> **Set problem**
Every entry must be repeated exactly. Exclude all pictures.

Dataset excerpts
_ _ _ _

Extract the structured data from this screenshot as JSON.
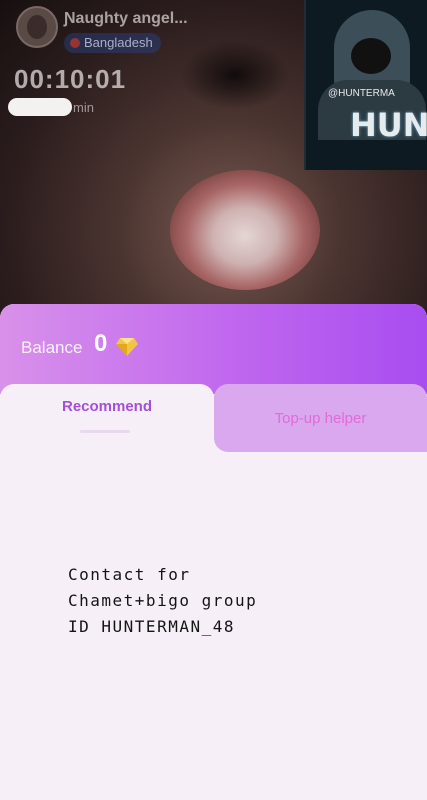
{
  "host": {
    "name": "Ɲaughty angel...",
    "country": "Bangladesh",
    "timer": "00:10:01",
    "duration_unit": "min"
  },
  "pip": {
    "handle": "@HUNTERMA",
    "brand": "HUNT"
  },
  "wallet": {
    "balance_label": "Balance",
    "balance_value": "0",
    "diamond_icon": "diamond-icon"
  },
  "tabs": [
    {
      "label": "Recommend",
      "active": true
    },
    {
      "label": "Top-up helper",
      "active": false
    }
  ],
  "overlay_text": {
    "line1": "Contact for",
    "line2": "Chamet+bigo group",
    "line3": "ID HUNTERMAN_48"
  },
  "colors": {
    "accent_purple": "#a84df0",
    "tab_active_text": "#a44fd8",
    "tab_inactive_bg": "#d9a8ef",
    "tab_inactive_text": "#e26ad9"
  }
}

_ _ _ _

> **Task answer**
Extract the structured data from this screenshot as JSON.
{
  "host": {
    "name": "Ɲaughty angel...",
    "country": "Bangladesh",
    "timer": "00:10:01",
    "duration_unit": "min"
  },
  "pip": {
    "handle": "@HUNTERMA",
    "brand": "HUNT"
  },
  "wallet": {
    "balance_label": "Balance",
    "balance_value": "0",
    "diamond_icon": "diamond-icon"
  },
  "tabs": [
    {
      "label": "Recommend",
      "active": true
    },
    {
      "label": "Top-up helper",
      "active": false
    }
  ],
  "overlay_text": {
    "line1": "Contact for",
    "line2": "Chamet+bigo group",
    "line3": "ID HUNTERMAN_48"
  },
  "colors": {
    "accent_purple": "#a84df0",
    "tab_active_text": "#a44fd8",
    "tab_inactive_bg": "#d9a8ef",
    "tab_inactive_text": "#e26ad9"
  }
}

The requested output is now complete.